**Problem**.
Return each line of the records with nothing changed, pictures excepted.

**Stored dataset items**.
○ ○ ○ ○

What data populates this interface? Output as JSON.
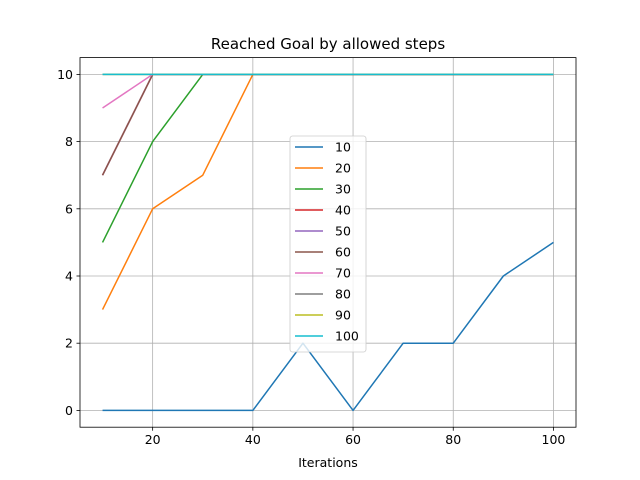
{
  "chart_data": {
    "type": "line",
    "title": "Reached Goal by allowed steps",
    "xlabel": "Iterations",
    "ylabel": "",
    "x": [
      10,
      20,
      30,
      40,
      50,
      60,
      70,
      80,
      90,
      100
    ],
    "xlim": [
      5.5,
      104.5
    ],
    "ylim": [
      -0.5,
      10.5
    ],
    "xticks": [
      20,
      40,
      60,
      80,
      100
    ],
    "yticks": [
      0,
      2,
      4,
      6,
      8,
      10
    ],
    "grid": true,
    "legend_position": "center",
    "series": [
      {
        "name": "10",
        "color": "#1f77b4",
        "values": [
          0,
          0,
          0,
          0,
          2,
          0,
          2,
          2,
          4,
          5
        ]
      },
      {
        "name": "20",
        "color": "#ff7f0e",
        "values": [
          3,
          6,
          7,
          10,
          10,
          10,
          10,
          10,
          10,
          10
        ]
      },
      {
        "name": "30",
        "color": "#2ca02c",
        "values": [
          5,
          8,
          10,
          10,
          10,
          10,
          10,
          10,
          10,
          10
        ]
      },
      {
        "name": "40",
        "color": "#d62728",
        "values": [
          7,
          10,
          10,
          10,
          10,
          10,
          10,
          10,
          10,
          10
        ]
      },
      {
        "name": "50",
        "color": "#9467bd",
        "values": [
          7,
          10,
          10,
          10,
          10,
          10,
          10,
          10,
          10,
          10
        ]
      },
      {
        "name": "60",
        "color": "#8c564b",
        "values": [
          7,
          10,
          10,
          10,
          10,
          10,
          10,
          10,
          10,
          10
        ]
      },
      {
        "name": "70",
        "color": "#e377c2",
        "values": [
          9,
          10,
          10,
          10,
          10,
          10,
          10,
          10,
          10,
          10
        ]
      },
      {
        "name": "80",
        "color": "#7f7f7f",
        "values": [
          10,
          10,
          10,
          10,
          10,
          10,
          10,
          10,
          10,
          10
        ]
      },
      {
        "name": "90",
        "color": "#bcbd22",
        "values": [
          10,
          10,
          10,
          10,
          10,
          10,
          10,
          10,
          10,
          10
        ]
      },
      {
        "name": "100",
        "color": "#17becf",
        "values": [
          10,
          10,
          10,
          10,
          10,
          10,
          10,
          10,
          10,
          10
        ]
      }
    ]
  }
}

○ ○ ○ ○

**Complete output**.
What data populates this interface? Output as JSON.
{
  "chart_data": {
    "type": "line",
    "title": "Reached Goal by allowed steps",
    "xlabel": "Iterations",
    "ylabel": "",
    "x": [
      10,
      20,
      30,
      40,
      50,
      60,
      70,
      80,
      90,
      100
    ],
    "xlim": [
      5.5,
      104.5
    ],
    "ylim": [
      -0.5,
      10.5
    ],
    "xticks": [
      20,
      40,
      60,
      80,
      100
    ],
    "yticks": [
      0,
      2,
      4,
      6,
      8,
      10
    ],
    "grid": true,
    "legend_position": "center",
    "series": [
      {
        "name": "10",
        "color": "#1f77b4",
        "values": [
          0,
          0,
          0,
          0,
          2,
          0,
          2,
          2,
          4,
          5
        ]
      },
      {
        "name": "20",
        "color": "#ff7f0e",
        "values": [
          3,
          6,
          7,
          10,
          10,
          10,
          10,
          10,
          10,
          10
        ]
      },
      {
        "name": "30",
        "color": "#2ca02c",
        "values": [
          5,
          8,
          10,
          10,
          10,
          10,
          10,
          10,
          10,
          10
        ]
      },
      {
        "name": "40",
        "color": "#d62728",
        "values": [
          7,
          10,
          10,
          10,
          10,
          10,
          10,
          10,
          10,
          10
        ]
      },
      {
        "name": "50",
        "color": "#9467bd",
        "values": [
          7,
          10,
          10,
          10,
          10,
          10,
          10,
          10,
          10,
          10
        ]
      },
      {
        "name": "60",
        "color": "#8c564b",
        "values": [
          7,
          10,
          10,
          10,
          10,
          10,
          10,
          10,
          10,
          10
        ]
      },
      {
        "name": "70",
        "color": "#e377c2",
        "values": [
          9,
          10,
          10,
          10,
          10,
          10,
          10,
          10,
          10,
          10
        ]
      },
      {
        "name": "80",
        "color": "#7f7f7f",
        "values": [
          10,
          10,
          10,
          10,
          10,
          10,
          10,
          10,
          10,
          10
        ]
      },
      {
        "name": "90",
        "color": "#bcbd22",
        "values": [
          10,
          10,
          10,
          10,
          10,
          10,
          10,
          10,
          10,
          10
        ]
      },
      {
        "name": "100",
        "color": "#17becf",
        "values": [
          10,
          10,
          10,
          10,
          10,
          10,
          10,
          10,
          10,
          10
        ]
      }
    ]
  }
}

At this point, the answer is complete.